■ Exercise 1
Using the text about Auckland Theatre Company, decide whether each statement agrees with it: (a) the company was founded in 1992; (b) Simon Prast directed and produced over 100 plays; (c) the company moved its offices from Quay Street in December 2012. Answer yes or no for each and quote the deciding words.
■ Exercise 2
Drawing on the text about Auckland Theatre Company, explain what led to the company's establishment and what the earlier company had been.
■ Exercise 3
Write a continuation of the text about Auckland Theatre Company, starting after its final sentence.

Auckland Theatre Company (ATC) is a professional theatre company in Auckland. It was founded in 1992 and since 2016 has been based in ASB Waterfront Theatre in the Wynyard Quarter in central Auckland.

History 
Auckland Theatre Company (ATC) was established following the bankruptcy of Mercury Theatre Company, Auckland's original professional theatre company which had been the largest subsidised company in the country. Founding Artistic Director was Simon Prast who was there from March 1992 until February 2003. In his time he directed and produced over 60 plays.

Before the opening the ASB Waterfront Theatre, ATC presented their shows in many venues around Auckland. The most-used venues were the Kenneth Maidment Theatre (commonly known as The Maidment) in the Auckland University campus and the Sky City Theatre. Other theatres ATC performed in were Q Theatre, Civic Theatre, Herald Theatre and the Basement Theatre.

About 
ATC presents a main bill season of six to eight plays to people from throughout Auckland and the Upper North Island each year.

Auckland Theatre Company offices are located in the lower ground floor of the Mt Eden War Memorial Hall in Balmoral, New Zealand. ATC refit the space to include their administration offices, box office and two rehearsal spaces and moved to this Dominion Road space from Quay Street in December 2010.

In 2009, the company's productions included the classic Bruce Mason play The Pohutukawa Tree, directed by McColl with lead actress Rena Owen. The cast included Stuart Devenie who has also worked as a director for the company.

In 2020 the Auckland Theatre Company presented an on-line production during the COVID-19 lock down, using the device of a Zoom meeting for the stage. It was adapted by Eli Kent and Eleanor Bishop, who also directed it, with rehearsals and performances carried out online.

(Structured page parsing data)
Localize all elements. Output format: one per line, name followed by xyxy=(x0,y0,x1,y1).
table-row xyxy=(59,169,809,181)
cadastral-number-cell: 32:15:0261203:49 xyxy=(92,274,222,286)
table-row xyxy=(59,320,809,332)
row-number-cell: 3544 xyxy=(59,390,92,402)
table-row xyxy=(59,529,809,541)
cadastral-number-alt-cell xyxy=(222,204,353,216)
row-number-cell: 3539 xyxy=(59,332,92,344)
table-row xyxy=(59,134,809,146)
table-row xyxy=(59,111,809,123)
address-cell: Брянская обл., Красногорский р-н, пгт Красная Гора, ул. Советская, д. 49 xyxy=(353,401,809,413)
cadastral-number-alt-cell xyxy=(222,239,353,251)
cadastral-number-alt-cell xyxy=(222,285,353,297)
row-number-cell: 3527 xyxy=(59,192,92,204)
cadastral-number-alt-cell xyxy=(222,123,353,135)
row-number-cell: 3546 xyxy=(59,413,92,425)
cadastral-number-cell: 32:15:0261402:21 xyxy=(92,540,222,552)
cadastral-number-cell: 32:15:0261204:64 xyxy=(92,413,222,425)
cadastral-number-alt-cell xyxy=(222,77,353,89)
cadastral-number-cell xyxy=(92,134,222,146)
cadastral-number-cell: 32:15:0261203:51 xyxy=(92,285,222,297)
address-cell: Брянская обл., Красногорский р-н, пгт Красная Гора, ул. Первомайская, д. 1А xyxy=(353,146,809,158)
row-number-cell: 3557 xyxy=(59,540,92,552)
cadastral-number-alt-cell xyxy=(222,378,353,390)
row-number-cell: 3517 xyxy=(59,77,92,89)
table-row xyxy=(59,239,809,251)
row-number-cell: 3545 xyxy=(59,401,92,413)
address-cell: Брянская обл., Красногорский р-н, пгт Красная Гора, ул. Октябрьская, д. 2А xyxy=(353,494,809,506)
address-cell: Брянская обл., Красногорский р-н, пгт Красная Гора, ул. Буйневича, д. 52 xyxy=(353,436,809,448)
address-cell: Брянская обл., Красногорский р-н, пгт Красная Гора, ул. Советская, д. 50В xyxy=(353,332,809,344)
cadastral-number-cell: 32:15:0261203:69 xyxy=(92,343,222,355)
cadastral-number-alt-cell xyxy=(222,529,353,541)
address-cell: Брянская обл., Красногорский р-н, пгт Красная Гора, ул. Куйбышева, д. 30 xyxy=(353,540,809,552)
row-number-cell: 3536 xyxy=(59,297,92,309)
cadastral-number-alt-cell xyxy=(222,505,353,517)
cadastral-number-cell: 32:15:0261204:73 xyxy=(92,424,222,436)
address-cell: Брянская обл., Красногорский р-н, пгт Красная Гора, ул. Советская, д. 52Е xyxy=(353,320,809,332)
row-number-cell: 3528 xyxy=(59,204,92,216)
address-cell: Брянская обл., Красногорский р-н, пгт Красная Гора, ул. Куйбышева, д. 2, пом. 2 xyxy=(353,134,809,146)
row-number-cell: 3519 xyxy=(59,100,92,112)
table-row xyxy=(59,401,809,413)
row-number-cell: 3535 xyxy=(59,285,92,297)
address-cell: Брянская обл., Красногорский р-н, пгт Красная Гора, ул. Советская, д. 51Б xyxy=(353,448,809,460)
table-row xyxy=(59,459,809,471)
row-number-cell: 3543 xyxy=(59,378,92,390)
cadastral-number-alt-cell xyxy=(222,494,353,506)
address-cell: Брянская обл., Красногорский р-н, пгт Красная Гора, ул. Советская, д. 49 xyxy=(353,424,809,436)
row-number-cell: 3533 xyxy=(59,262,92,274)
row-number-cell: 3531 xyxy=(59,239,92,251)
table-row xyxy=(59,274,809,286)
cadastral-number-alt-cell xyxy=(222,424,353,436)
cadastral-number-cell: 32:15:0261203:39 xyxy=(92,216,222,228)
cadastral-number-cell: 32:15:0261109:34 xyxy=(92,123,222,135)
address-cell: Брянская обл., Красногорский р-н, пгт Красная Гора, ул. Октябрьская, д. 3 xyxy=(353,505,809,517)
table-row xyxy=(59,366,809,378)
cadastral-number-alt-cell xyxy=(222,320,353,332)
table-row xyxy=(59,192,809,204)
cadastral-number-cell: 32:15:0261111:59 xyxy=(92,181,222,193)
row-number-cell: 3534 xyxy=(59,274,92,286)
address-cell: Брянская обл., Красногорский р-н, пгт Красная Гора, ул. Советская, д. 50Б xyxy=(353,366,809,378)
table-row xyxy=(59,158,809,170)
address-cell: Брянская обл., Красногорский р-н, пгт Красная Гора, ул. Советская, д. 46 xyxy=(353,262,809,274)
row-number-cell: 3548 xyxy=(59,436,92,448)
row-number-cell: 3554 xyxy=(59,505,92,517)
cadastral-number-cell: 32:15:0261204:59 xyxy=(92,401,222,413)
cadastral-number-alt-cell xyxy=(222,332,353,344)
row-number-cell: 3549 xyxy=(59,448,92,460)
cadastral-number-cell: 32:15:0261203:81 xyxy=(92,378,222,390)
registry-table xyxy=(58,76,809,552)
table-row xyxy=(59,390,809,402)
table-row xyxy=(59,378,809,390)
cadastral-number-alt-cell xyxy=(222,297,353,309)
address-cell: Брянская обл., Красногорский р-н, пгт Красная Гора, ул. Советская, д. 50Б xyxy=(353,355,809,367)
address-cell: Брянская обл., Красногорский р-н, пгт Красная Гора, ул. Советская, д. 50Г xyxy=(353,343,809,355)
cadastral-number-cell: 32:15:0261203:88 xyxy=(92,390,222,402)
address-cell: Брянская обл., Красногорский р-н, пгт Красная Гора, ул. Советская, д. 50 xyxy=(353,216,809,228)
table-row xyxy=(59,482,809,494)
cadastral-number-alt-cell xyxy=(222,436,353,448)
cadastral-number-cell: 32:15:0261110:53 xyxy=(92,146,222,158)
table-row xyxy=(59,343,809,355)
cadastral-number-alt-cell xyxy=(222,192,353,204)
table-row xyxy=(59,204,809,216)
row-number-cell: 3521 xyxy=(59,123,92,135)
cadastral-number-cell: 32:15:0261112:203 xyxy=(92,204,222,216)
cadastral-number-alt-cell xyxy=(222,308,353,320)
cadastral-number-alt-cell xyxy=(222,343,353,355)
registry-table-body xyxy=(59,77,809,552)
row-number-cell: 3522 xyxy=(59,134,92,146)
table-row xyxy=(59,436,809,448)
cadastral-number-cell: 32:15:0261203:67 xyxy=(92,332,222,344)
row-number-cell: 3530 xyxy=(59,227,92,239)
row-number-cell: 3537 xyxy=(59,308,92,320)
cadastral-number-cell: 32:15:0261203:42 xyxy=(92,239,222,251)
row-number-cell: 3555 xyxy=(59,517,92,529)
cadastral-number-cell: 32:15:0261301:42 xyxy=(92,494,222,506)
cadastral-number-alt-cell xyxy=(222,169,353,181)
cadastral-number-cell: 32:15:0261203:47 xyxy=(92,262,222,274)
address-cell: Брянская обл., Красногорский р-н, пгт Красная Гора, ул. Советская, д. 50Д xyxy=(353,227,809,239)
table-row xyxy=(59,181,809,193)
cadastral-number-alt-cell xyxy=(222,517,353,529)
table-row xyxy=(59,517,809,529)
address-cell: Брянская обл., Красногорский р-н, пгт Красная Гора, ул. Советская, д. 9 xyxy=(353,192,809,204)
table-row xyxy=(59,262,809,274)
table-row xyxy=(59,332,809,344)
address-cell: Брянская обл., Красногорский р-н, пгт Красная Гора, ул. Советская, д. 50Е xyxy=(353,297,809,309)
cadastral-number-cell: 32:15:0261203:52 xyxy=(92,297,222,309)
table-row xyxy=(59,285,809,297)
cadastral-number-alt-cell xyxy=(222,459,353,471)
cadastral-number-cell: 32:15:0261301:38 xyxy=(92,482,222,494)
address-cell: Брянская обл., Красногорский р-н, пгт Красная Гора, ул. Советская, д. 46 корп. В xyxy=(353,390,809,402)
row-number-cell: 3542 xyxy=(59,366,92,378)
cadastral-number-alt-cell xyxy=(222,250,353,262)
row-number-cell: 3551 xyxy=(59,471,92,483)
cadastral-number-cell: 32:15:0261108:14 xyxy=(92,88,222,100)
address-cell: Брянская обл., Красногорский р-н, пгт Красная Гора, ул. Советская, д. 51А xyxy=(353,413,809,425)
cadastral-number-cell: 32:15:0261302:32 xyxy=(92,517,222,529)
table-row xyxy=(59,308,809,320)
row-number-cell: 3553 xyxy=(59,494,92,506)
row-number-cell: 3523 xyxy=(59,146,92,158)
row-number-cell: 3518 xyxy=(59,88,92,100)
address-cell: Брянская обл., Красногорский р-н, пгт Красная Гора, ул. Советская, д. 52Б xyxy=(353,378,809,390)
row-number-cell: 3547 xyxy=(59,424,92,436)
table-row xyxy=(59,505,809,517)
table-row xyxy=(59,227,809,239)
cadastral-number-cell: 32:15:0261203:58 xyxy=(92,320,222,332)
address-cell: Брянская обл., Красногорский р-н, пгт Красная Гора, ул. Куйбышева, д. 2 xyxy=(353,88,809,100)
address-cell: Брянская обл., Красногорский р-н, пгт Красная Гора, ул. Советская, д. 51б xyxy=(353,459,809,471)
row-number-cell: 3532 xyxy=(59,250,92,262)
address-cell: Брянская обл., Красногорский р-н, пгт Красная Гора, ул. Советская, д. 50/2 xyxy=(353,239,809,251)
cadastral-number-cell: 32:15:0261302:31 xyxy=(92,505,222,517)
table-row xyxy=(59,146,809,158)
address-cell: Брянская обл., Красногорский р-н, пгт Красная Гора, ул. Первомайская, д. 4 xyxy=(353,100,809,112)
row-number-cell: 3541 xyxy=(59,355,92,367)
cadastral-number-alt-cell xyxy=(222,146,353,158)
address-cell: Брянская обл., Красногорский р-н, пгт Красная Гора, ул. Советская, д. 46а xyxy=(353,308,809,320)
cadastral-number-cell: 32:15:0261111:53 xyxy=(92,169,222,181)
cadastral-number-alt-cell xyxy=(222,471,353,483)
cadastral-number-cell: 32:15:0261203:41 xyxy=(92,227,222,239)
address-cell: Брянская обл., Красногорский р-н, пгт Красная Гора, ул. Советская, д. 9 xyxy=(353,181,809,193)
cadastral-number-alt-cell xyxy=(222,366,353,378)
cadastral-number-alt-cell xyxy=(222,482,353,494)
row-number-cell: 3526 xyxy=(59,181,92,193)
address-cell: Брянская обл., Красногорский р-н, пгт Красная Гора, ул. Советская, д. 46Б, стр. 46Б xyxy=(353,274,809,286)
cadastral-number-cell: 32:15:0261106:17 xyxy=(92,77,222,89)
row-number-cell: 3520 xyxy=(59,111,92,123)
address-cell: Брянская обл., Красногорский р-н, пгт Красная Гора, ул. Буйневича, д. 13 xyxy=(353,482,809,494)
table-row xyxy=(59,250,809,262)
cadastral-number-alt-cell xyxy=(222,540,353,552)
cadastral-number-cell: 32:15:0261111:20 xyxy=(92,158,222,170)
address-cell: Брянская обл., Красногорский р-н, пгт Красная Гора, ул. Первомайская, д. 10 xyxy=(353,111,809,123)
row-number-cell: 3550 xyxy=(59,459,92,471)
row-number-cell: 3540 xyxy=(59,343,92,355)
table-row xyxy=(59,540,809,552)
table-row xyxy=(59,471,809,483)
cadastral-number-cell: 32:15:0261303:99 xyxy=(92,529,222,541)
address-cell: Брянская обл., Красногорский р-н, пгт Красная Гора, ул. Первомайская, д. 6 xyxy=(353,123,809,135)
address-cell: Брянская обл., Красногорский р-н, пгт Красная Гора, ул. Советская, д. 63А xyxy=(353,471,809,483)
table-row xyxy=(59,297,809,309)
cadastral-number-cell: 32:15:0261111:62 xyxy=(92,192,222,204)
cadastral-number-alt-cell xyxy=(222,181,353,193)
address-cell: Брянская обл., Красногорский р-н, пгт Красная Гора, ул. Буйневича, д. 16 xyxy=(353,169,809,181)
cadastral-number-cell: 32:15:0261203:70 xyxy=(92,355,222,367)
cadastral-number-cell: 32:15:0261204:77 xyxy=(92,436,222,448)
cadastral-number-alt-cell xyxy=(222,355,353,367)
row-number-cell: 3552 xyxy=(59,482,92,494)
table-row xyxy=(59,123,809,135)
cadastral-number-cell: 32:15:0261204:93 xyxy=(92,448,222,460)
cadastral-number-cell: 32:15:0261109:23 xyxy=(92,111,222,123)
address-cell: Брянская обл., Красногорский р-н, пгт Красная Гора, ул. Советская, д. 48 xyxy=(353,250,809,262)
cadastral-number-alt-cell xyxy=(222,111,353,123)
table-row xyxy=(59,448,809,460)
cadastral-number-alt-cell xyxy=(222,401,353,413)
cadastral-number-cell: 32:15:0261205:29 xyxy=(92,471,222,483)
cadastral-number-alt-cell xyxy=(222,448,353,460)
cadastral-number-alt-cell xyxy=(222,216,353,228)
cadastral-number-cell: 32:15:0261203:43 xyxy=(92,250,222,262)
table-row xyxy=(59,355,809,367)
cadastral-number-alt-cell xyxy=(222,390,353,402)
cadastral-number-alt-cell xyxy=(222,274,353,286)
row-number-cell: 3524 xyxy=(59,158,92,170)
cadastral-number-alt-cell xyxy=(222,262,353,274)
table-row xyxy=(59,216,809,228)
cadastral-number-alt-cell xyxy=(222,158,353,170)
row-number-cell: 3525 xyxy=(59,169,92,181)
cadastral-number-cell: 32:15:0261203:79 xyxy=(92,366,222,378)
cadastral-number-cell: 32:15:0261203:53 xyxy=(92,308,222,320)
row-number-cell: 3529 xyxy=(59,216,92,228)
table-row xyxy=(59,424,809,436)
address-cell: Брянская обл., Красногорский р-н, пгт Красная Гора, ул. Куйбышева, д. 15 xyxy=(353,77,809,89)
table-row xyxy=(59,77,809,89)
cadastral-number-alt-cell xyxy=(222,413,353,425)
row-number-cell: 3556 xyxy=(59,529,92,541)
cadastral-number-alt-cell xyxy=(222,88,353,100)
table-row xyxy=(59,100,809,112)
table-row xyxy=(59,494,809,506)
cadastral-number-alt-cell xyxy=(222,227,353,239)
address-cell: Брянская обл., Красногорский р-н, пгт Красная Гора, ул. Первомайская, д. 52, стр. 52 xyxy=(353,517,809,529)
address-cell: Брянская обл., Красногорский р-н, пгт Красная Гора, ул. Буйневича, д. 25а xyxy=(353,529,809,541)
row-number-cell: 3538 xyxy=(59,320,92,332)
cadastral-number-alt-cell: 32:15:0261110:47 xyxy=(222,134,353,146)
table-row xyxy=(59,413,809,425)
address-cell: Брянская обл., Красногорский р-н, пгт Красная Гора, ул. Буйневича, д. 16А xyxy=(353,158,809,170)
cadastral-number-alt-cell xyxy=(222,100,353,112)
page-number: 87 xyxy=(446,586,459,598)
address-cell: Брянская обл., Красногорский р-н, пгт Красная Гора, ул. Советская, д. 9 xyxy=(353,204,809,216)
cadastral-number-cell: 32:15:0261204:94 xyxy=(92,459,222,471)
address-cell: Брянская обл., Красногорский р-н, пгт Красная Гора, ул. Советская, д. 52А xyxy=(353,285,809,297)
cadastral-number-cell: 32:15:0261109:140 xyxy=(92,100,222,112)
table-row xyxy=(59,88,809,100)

■ Answer area 1
(a) Yes: "It was founded in 1992"
(b) No: "In his time he directed and produced over 60 plays."
(c) No: "moved to this Dominion Road space from Quay Street in December 2010"

■ Answer area 2
Auckland Theatre Company was established following the bankruptcy of Mercury Theatre Company. Mercury had been Auckland's original professional theatre company and the largest subsidized company in the country.

■ Answer area 3
Staffing 
ATC have about 30 staff in leadership, production, marketing and administration. The creative teams and casts for production come in on contract. 

The role of Artistic Director was held by Colin McColl from 2003 - 2021. Jonathan Bielski who has been on staff as CEO since 2019 has been appointed as the new Artistic Director. McColl's programme runs until the end of 2021 and Bielski is programming from 2022. 

Since November 2008, Philippa Campbell has been the ATC's Literary Manager.

ASB Waterfront Theatre 
In September 2016, Auckland Theatre Company opened their new home the ASB Waterfront Theatre. The ASB Waterfront Theatre is Auckland's new state-of-the-art performing arts facility located in the Wynyard Quarter. Comprising a 660-seat, international standard theatre, bar, café, gallery space and lounge, the ASB Waterfront Theatre is a purpose-built venue and the home of Auckland Theatre Company.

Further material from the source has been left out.